- Written exercise
In the listing below, locate the lines that hold the string "tracking". Copy those lines.

Start of Data provided

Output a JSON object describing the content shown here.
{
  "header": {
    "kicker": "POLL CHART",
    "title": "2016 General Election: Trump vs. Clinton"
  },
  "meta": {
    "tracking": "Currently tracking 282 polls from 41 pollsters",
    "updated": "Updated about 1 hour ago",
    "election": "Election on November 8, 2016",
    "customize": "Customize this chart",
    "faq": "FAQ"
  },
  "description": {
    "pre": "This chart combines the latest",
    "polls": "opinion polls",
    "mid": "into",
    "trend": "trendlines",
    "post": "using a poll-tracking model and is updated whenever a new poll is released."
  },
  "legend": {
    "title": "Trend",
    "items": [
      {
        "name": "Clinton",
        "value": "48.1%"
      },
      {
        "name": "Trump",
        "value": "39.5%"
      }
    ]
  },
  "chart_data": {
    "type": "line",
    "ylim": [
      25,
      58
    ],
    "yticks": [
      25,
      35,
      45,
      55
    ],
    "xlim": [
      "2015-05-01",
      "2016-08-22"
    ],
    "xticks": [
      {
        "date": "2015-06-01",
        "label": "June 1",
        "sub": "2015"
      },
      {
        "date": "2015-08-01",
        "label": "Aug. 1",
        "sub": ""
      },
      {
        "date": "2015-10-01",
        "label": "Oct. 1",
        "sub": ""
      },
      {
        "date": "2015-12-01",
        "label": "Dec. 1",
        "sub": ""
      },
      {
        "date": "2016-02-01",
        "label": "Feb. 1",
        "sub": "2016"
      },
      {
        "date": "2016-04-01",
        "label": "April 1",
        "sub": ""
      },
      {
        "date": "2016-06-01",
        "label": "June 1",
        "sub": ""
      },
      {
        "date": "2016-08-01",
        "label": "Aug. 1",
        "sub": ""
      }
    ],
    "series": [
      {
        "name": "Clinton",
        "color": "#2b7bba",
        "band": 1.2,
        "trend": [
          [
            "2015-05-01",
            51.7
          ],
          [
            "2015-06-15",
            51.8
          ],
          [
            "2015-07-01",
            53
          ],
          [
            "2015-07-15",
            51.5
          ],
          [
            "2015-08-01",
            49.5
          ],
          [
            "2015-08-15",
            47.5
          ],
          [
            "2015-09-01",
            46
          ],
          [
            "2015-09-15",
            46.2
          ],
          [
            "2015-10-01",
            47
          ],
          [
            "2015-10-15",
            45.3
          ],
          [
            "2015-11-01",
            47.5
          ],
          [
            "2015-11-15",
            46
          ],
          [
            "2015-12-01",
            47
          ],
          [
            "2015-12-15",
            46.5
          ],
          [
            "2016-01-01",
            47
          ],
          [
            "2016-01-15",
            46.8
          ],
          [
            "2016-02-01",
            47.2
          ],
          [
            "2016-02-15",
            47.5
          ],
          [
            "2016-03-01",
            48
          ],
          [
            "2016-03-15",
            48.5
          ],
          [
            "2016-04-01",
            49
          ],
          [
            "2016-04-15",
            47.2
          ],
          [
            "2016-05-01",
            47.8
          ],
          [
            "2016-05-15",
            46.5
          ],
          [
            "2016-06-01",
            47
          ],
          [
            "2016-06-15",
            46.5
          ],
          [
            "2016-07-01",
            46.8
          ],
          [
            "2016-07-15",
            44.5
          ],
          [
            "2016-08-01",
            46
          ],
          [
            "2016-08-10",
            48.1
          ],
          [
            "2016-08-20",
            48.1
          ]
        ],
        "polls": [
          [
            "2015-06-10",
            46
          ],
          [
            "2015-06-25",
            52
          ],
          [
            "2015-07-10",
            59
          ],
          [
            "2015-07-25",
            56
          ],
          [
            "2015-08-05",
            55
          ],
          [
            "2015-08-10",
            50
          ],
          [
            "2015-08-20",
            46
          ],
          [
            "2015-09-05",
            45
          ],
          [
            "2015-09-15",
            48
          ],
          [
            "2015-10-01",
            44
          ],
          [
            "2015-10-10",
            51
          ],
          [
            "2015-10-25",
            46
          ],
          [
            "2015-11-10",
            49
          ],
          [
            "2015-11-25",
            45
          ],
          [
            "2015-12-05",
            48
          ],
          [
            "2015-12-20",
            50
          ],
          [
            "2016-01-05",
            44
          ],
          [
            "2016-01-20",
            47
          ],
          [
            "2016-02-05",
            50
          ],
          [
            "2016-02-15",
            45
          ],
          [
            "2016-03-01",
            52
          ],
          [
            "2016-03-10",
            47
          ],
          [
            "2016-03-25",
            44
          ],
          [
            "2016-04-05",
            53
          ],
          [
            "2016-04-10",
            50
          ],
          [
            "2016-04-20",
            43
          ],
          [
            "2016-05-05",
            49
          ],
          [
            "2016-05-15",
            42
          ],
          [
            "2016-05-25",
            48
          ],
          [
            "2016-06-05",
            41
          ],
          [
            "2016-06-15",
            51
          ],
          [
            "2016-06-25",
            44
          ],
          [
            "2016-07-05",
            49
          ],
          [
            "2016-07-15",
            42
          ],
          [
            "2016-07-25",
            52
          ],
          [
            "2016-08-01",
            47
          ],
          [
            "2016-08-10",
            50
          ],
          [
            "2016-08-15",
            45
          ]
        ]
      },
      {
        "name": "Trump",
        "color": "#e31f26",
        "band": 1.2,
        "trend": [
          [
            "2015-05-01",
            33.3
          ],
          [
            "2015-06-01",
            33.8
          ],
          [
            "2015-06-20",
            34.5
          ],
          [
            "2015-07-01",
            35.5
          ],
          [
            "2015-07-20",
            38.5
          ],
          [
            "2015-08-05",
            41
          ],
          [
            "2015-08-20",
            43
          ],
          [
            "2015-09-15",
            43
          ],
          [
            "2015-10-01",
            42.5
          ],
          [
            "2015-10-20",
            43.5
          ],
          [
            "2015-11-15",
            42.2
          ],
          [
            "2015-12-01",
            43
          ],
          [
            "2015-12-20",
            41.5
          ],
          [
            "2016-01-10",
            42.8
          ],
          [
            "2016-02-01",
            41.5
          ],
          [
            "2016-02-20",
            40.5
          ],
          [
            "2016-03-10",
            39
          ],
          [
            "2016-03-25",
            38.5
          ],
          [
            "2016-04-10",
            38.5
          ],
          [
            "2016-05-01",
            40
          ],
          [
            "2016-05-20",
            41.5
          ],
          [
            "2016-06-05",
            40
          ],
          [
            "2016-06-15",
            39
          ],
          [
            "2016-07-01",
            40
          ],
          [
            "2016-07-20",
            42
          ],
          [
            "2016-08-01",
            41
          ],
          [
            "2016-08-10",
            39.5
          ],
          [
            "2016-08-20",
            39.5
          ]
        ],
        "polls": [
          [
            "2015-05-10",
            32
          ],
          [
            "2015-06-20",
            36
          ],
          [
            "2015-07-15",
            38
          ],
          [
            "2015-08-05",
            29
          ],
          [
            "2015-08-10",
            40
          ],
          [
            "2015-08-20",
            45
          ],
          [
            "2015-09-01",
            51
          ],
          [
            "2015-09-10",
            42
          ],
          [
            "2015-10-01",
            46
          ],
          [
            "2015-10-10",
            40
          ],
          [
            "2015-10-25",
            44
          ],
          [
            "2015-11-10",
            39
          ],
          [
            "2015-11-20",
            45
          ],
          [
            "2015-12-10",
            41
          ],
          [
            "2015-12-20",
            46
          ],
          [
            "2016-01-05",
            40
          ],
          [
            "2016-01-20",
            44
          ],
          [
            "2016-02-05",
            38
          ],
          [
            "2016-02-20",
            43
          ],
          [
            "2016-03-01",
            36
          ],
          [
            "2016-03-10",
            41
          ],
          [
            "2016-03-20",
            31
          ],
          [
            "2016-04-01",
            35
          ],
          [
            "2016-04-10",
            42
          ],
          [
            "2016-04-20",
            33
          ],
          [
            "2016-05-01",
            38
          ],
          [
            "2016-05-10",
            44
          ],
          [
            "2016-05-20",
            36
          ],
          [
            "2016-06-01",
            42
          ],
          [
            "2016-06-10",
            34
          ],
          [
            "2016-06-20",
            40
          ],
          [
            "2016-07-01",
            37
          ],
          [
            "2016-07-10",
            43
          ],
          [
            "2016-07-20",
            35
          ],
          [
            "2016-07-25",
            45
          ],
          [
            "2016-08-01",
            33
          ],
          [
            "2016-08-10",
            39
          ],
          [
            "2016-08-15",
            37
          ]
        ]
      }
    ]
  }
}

End of Data provided

- Full response
    "tracking": "Currently tracking 282 polls from 41 pollsters",
    "post": "using a poll-tracking model and is updated whenever a new poll is released."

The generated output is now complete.